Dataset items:
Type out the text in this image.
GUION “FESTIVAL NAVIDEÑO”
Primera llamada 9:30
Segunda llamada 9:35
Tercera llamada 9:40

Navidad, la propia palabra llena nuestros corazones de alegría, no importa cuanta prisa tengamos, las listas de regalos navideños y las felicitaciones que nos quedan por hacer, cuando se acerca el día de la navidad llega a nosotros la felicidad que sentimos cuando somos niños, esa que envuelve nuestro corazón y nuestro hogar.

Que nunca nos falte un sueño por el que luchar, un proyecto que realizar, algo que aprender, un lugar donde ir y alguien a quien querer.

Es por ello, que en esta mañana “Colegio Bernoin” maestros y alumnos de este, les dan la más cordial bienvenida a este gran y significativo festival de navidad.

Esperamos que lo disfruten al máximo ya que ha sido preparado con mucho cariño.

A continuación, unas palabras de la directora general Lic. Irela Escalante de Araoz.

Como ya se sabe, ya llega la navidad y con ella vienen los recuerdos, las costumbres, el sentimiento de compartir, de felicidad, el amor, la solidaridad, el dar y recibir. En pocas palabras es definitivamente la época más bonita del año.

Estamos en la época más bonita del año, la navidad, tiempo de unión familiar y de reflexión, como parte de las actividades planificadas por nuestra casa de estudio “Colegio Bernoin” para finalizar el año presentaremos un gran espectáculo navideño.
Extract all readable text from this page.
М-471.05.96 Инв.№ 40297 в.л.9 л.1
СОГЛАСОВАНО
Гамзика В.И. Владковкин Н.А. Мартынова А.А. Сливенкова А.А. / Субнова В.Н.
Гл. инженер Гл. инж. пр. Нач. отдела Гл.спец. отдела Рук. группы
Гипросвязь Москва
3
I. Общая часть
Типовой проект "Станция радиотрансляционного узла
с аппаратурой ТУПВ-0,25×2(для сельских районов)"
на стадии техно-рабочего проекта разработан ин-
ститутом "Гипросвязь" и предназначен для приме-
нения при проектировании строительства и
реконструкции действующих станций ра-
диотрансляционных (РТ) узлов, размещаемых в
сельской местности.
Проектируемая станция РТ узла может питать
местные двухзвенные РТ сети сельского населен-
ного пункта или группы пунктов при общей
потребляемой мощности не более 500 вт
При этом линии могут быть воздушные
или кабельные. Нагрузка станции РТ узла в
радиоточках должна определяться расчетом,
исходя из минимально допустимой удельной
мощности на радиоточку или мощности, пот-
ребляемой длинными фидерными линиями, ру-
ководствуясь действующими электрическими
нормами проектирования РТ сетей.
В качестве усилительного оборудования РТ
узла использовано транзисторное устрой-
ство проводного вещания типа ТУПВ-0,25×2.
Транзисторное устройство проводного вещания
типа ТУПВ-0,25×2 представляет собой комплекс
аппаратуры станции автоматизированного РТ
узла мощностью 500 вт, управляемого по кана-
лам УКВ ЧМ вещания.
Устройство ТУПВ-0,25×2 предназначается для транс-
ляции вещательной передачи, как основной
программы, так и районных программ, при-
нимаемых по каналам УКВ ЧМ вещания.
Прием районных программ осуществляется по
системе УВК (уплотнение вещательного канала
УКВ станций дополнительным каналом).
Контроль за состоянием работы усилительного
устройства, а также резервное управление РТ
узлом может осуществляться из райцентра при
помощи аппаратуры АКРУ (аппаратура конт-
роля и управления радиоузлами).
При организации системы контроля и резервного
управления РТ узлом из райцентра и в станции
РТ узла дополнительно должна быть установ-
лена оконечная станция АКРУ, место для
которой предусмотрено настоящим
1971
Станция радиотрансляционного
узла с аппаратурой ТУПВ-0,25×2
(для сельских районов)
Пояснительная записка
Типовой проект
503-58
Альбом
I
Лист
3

▶ [YOUR INSTRUCTIONS] Exactly how many lines in the data above contain the word "быть"? Respond with the number and nothing more.

▶ [RESPONSE TO THIS TASK] 2